---- Supplied material

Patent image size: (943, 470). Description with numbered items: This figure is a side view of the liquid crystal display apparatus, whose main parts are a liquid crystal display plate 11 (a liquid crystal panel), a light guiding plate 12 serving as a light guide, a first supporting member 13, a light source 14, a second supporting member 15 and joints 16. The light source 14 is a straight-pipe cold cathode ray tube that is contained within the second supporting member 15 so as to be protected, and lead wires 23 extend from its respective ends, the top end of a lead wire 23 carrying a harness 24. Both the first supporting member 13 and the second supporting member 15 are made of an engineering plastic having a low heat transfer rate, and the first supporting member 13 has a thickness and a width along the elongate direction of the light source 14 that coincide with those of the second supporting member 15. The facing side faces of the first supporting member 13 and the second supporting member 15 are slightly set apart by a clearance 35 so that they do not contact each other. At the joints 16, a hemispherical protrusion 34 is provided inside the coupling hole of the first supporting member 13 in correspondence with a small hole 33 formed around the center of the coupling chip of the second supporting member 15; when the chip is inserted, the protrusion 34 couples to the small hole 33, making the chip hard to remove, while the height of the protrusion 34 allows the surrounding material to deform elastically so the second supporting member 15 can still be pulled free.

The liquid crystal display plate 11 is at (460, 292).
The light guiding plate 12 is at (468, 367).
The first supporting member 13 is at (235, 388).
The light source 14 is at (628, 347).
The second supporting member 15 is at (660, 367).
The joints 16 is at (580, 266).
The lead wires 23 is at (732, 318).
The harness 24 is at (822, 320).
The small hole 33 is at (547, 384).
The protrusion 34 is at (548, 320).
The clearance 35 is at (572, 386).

--------

__The request__: Rewrite all the rows, switching "side view" to "lateral view" wherever it occurs and leaving everything else unchanged.

__Answer to this exercise__:
Patent image size: (943, 470). Description with numbered items: This figure is a lateral view of the liquid crystal display apparatus, whose main parts are a liquid crystal display plate 11 (a liquid crystal panel), a light guiding plate 12 serving as a light guide, a first supporting member 13, a light source 14, a second supporting member 15 and joints 16. The light source 14 is a straight-pipe cold cathode ray tube that is contained within the second supporting member 15 so as to be protected, and lead wires 23 extend from its respective ends, the top end of a lead wire 23 carrying a harness 24. Both the first supporting member 13 and the second supporting member 15 are made of an engineering plastic having a low heat transfer rate, and the first supporting member 13 has a thickness and a width along the elongate direction of the light source 14 that coincide with those of the second supporting member 15. The facing side faces of the first supporting member 13 and the second supporting member 15 are slightly set apart by a clearance 35 so that they do not contact each other. At the joints 16, a hemispherical protrusion 34 is provided inside the coupling hole of the first supporting member 13 in correspondence with a small hole 33 formed around the center of the coupling chip of the second supporting member 15; when the chip is inserted, the protrusion 34 couples to the small hole 33, making the chip hard to remove, while the height of the protrusion 34 allows the surrounding material to deform elastically so the second supporting member 15 can still be pulled free.

The liquid crystal display plate 11 is at (460, 292).
The light guiding plate 12 is at (468, 367).
The first supporting member 13 is at (235, 388).
The light source 14 is at (628, 347).
The second supporting member 15 is at (660, 367).
The joints 16 is at (580, 266).
The lead wires 23 is at (732, 318).
The harness 24 is at (822, 320).
The small hole 33 is at (547, 384).
The protrusion 34 is at (548, 320).
The clearance 35 is at (572, 386).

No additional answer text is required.